> _ФРАГМЕНТ ДОКУМЕНТА_
▬▬▬

Я отложил книгу и пошел выпить пива с руандийским приятелем. Я рассказал ему историю, которую только что прочел, этот заключительный образ: один человек мертв, другой прикован к трупу — в пустыне.

— Но, Филипп, — возразил мой друг, — давай не будем идиотами. Где есть наручники, там есть и ключ.

Я напомнил ему, что не существовало ключа, отпирающего обширную пустыню, в ловушке которой оказался выживший мужчина. И воспользовался фразой Гахимы: «Нет стратегии выхода».

▬▬▬

> _ИСХОДНЫЕ ЗАПИСИ_
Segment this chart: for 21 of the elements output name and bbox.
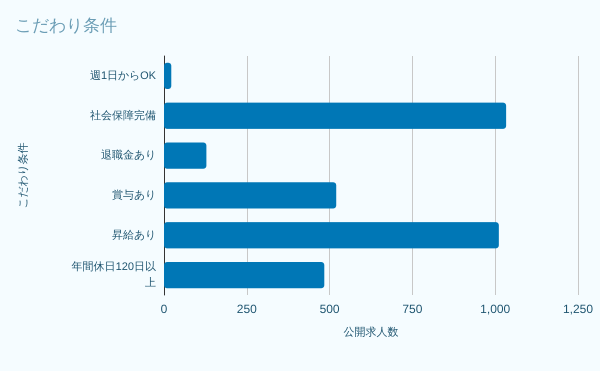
x-axis-title: 公開求人数 (344, 326, 398, 338)
bar (164, 262, 324, 288)
bar (164, 62, 172, 90)
y-axis-title: こだわり条件 (18, 142, 30, 208)
x-tick-label: 1,250 (562, 302, 594, 316)
y-tick-label: 賞与あり (112, 188, 156, 202)
bar (164, 102, 506, 129)
y-tick-label: 社会保障完備 (90, 108, 156, 122)
y-tick-label: 昇給あり (112, 229, 156, 242)
x-tick-label: 500 (320, 302, 340, 316)
x-tick-label: 1,000 (480, 302, 511, 316)
x-tick-label: 750 (402, 302, 423, 316)
bar (164, 182, 336, 209)
x-tick-label: 250 (236, 302, 258, 316)
y-tick-label: 週1日からOK (90, 70, 157, 82)
chart-title: こだわり条件 (15, 16, 117, 35)
bar (164, 142, 206, 169)
x-tick-label: 0 (160, 302, 168, 316)
y-tick-label: 退職金あり (101, 148, 156, 162)
y-tick-label: 年間休日120日以上 (72, 260, 156, 290)
bar (164, 222, 499, 248)
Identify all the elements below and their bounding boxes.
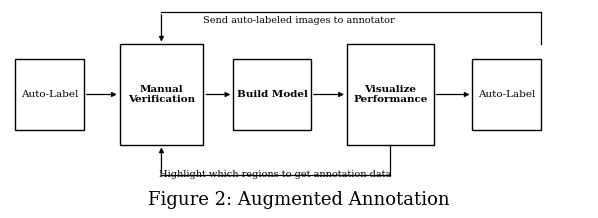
Text: Build Model: Build Model [237,90,307,99]
Text: Send auto-labeled images to annotator: Send auto-labeled images to annotator [203,16,395,25]
Text: Manual
Verification: Manual Verification [128,85,195,104]
Text: Highlight which regions to get annotation data: Highlight which regions to get annotatio… [159,170,391,179]
Bar [15,59,84,130]
Bar [472,59,541,130]
Bar [233,59,311,130]
Text: Auto-Label: Auto-Label [21,90,78,99]
Text: Visualize
Performance: Visualize Performance [353,85,428,104]
Bar [347,44,434,145]
Text: Auto-Label: Auto-Label [478,90,535,99]
Text: Figure 2: Augmented Annotation: Figure 2: Augmented Annotation [148,191,450,209]
Bar [120,44,203,145]
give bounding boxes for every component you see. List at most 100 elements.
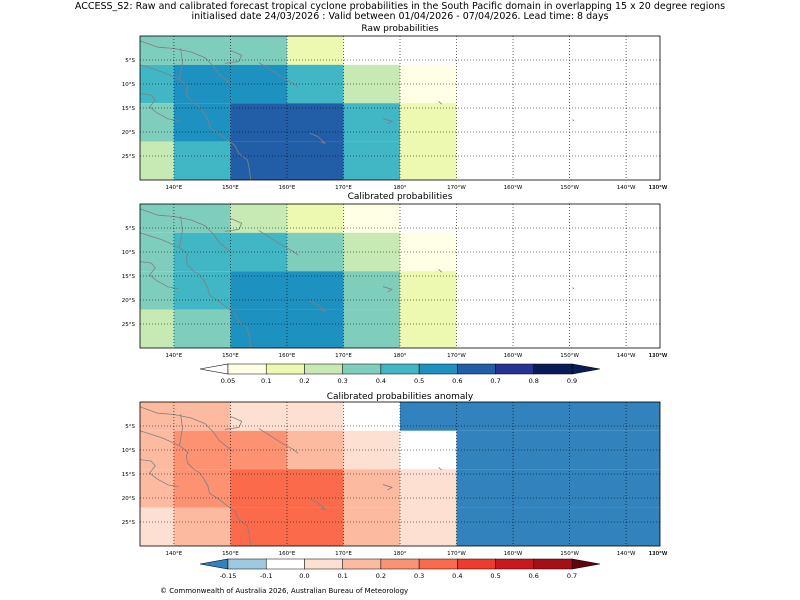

▬▬▬

> _ЧТО СДЕЛАТЬ_
(a) Чьей фразой воспользовался рассказчик во фрагменте документа о разговоре с руандийским приятелем, и как она звучит?
(b) Продолжите фрагмент документа о разговоре с руандийским приятелем, начав сразу после его последнего предложения.

> _ОЖИДАЕМЫЕ РЕЗУЛЬТАТЫ_
(a) Фразой Гахимы: «Нет стратегии выхода».

(b)
— Романы — это хорошо, — сказал мой друг. — Они заканчиваются. — Он помахал в воздухе пальцами, изображая символические кавычки. — Они говорят: «Конец». Очень хорошо. Чудесное изобретение. А ЗДЕСЬ У НАС ЕСТЬ ИСТОРИИ, НО СЛОВА «КОНЕЦ» НИКОГДА НЕТ. — Он отхлебнул пива. Потом сказал: — В последнее время я много думал о Джеке Потрошителе, потому что тутси теперь говорят: «Это работа Джека». Они не говорят об этом вслух, но так все думают с момента этого возвращения из Заира. Они не рассказывают, что не спят всю ночь, потому что им чудятся убийцы за стеной. Но представь, что происходит в сознании тутси, который ожидает прихода своего убийцы.

Я задумался об этом, и мне вспомнилось письмо, которое пастор Элизафан Нтакирутимана, бывший президент адвентистской церкви Кибуе, вручил мне в Ларедо, — письмо, которое он получил 15 апреля 1994 г. от семи пасторов-тутси, бывших среди беженцев в больнице Мугонеро, в котором они сообщали ему, что будут убиты следующим утром, со словами: «Ваше вмешательство будет высоко оценено, как и спасение иудеев Есфирью».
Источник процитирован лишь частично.